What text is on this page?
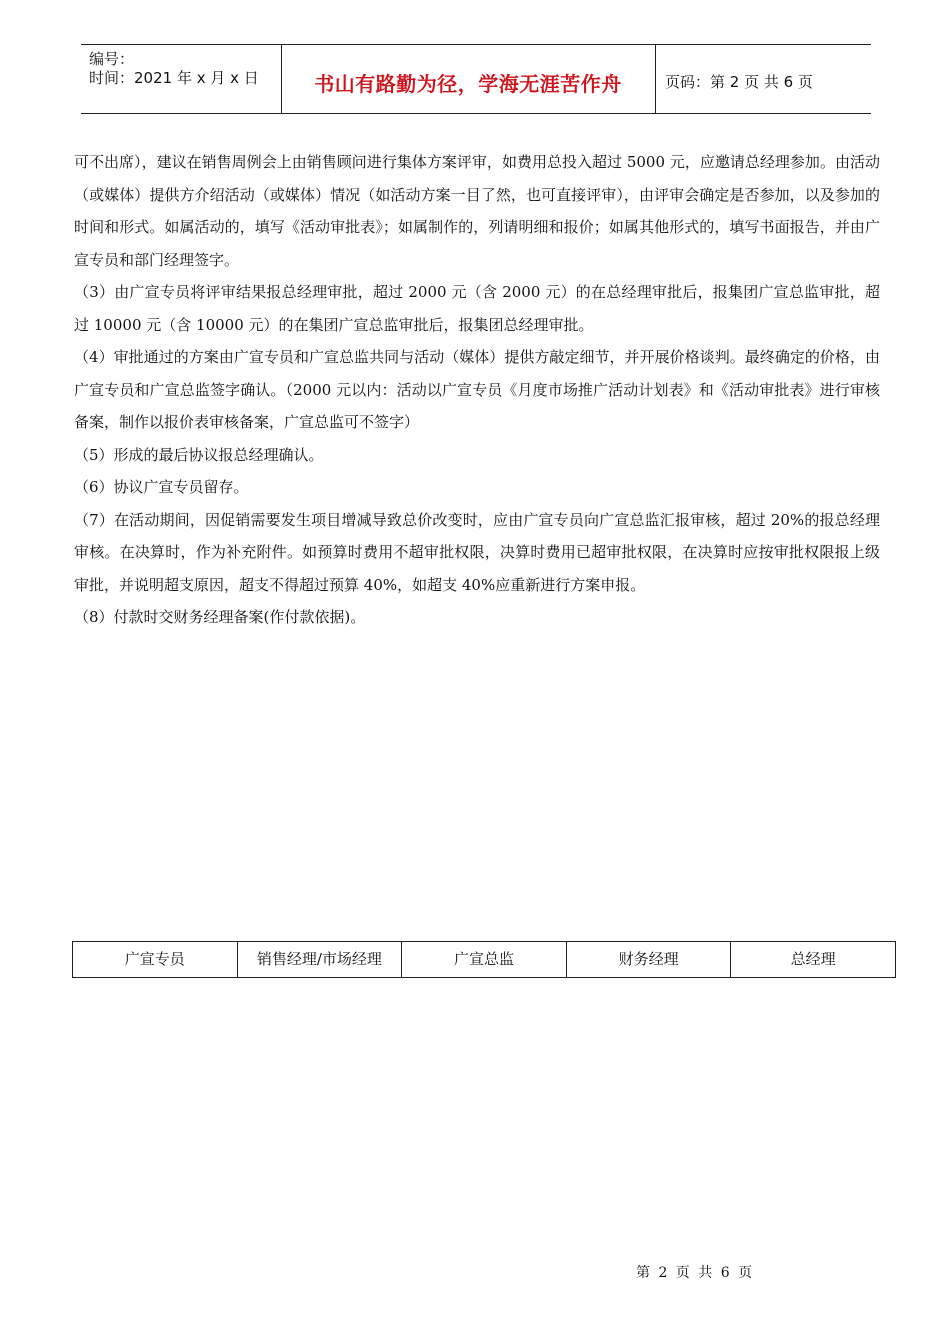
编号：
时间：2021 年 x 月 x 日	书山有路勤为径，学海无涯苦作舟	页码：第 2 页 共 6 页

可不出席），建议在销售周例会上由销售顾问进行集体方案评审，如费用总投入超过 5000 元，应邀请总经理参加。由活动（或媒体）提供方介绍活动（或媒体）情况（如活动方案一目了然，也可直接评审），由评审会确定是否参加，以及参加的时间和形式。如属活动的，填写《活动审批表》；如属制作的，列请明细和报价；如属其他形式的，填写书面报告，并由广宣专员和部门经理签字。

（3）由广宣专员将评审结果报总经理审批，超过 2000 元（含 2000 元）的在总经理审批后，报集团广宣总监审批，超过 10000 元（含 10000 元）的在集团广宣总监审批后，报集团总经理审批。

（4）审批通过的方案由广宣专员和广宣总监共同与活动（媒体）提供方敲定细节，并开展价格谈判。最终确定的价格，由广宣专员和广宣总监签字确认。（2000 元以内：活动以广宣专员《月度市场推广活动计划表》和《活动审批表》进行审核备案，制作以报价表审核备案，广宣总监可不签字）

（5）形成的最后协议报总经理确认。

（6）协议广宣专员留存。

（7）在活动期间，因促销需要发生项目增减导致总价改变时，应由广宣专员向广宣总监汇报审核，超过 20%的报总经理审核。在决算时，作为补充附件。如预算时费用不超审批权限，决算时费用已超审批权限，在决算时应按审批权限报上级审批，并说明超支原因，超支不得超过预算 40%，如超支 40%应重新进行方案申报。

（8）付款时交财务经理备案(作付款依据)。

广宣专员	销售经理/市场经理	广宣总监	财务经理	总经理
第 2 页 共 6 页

= Exercise aim =
Repeat the entries exactly. Pictures are excluded from the copy.

= Result of this task =
What text is on this page?
编号：
时间：2021 年 x 月 x 日	书山有路勤为径，学海无涯苦作舟	页码：第 2 页 共 6 页

可不出席），建议在销售周例会上由销售顾问进行集体方案评审，如费用总投入超过 5000 元，应邀请总经理参加。由活动（或媒体）提供方介绍活动（或媒体）情况（如活动方案一目了然，也可直接评审），由评审会确定是否参加，以及参加的时间和形式。如属活动的，填写《活动审批表》；如属制作的，列请明细和报价；如属其他形式的，填写书面报告，并由广宣专员和部门经理签字。

（3）由广宣专员将评审结果报总经理审批，超过 2000 元（含 2000 元）的在总经理审批后，报集团广宣总监审批，超过 10000 元（含 10000 元）的在集团广宣总监审批后，报集团总经理审批。

（4）审批通过的方案由广宣专员和广宣总监共同与活动（媒体）提供方敲定细节，并开展价格谈判。最终确定的价格，由广宣专员和广宣总监签字确认。（2000 元以内：活动以广宣专员《月度市场推广活动计划表》和《活动审批表》进行审核备案，制作以报价表审核备案，广宣总监可不签字）

（5）形成的最后协议报总经理确认。

（6）协议广宣专员留存。

（7）在活动期间，因促销需要发生项目增减导致总价改变时，应由广宣专员向广宣总监汇报审核，超过 20%的报总经理审核。在决算时，作为补充附件。如预算时费用不超审批权限，决算时费用已超审批权限，在决算时应按审批权限报上级审批，并说明超支原因，超支不得超过预算 40%，如超支 40%应重新进行方案申报。

（8）付款时交财务经理备案(作付款依据)。

广宣专员	销售经理/市场经理	广宣总监	财务经理	总经理
第 2 页 共 6 页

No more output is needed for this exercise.